• **To be done**
Exclude images, then output the remaining data verbatim.

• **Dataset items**
------------------------

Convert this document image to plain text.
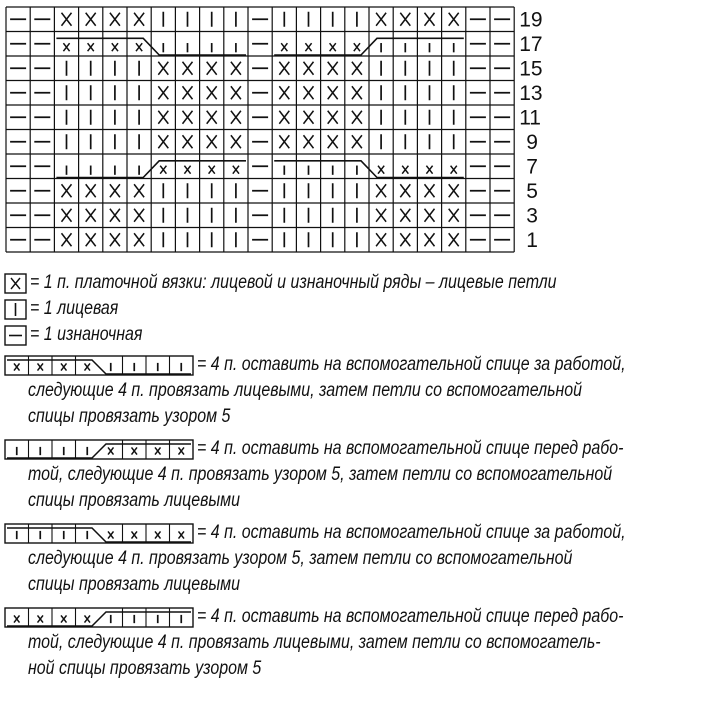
19
17
15
13
11
9
7
5
3
1
= 1 п. платочной вязки: лицевой и изнаночный ряды – лицевые петли
= 1 лицевая
= 1 изнаночная
= 4 п. оставить на вспомогательной спице за работой,
следующие 4 п. провязать лицевыми, затем петли со вспомогательной
спицы провязать узором 5
= 4 п. оставить на вспомогательной спице перед рабо-
той, следующие 4 п. провязать узором 5, затем петли со вспомогательной
спицы провязать лицевыми
= 4 п. оставить на вспомогательной спице за работой,
следующие 4 п. провязать узором 5, затем петли со вспомогательной
спицы провязать лицевыми
= 4 п. оставить на вспомогательной спице перед рабо-
той, следующие 4 п. провязать лицевыми, затем петли со вспомогатель-
ной спицы провязать узором 5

------------------------

• **The result**
Convert this document image to plain text.
19
17
15
13
11
9
7
5
3
1
= 1 п. платочной вязки: лицевой и изнаночный ряды – лицевые петли
= 1 лицевая
= 1 изнаночная
= 4 п. оставить на вспомогательной спице за работой,
следующие 4 п. провязать лицевыми, затем петли со вспомогательной
спицы провязать узором 5
= 4 п. оставить на вспомогательной спице перед рабо-
той, следующие 4 п. провязать узором 5, затем петли со вспомогательной
спицы провязать лицевыми
= 4 п. оставить на вспомогательной спице за работой,
следующие 4 п. провязать узором 5, затем петли со вспомогательной
спицы провязать лицевыми
= 4 п. оставить на вспомогательной спице перед рабо-
той, следующие 4 п. провязать лицевыми, затем петли со вспомогатель-
ной спицы провязать узором 5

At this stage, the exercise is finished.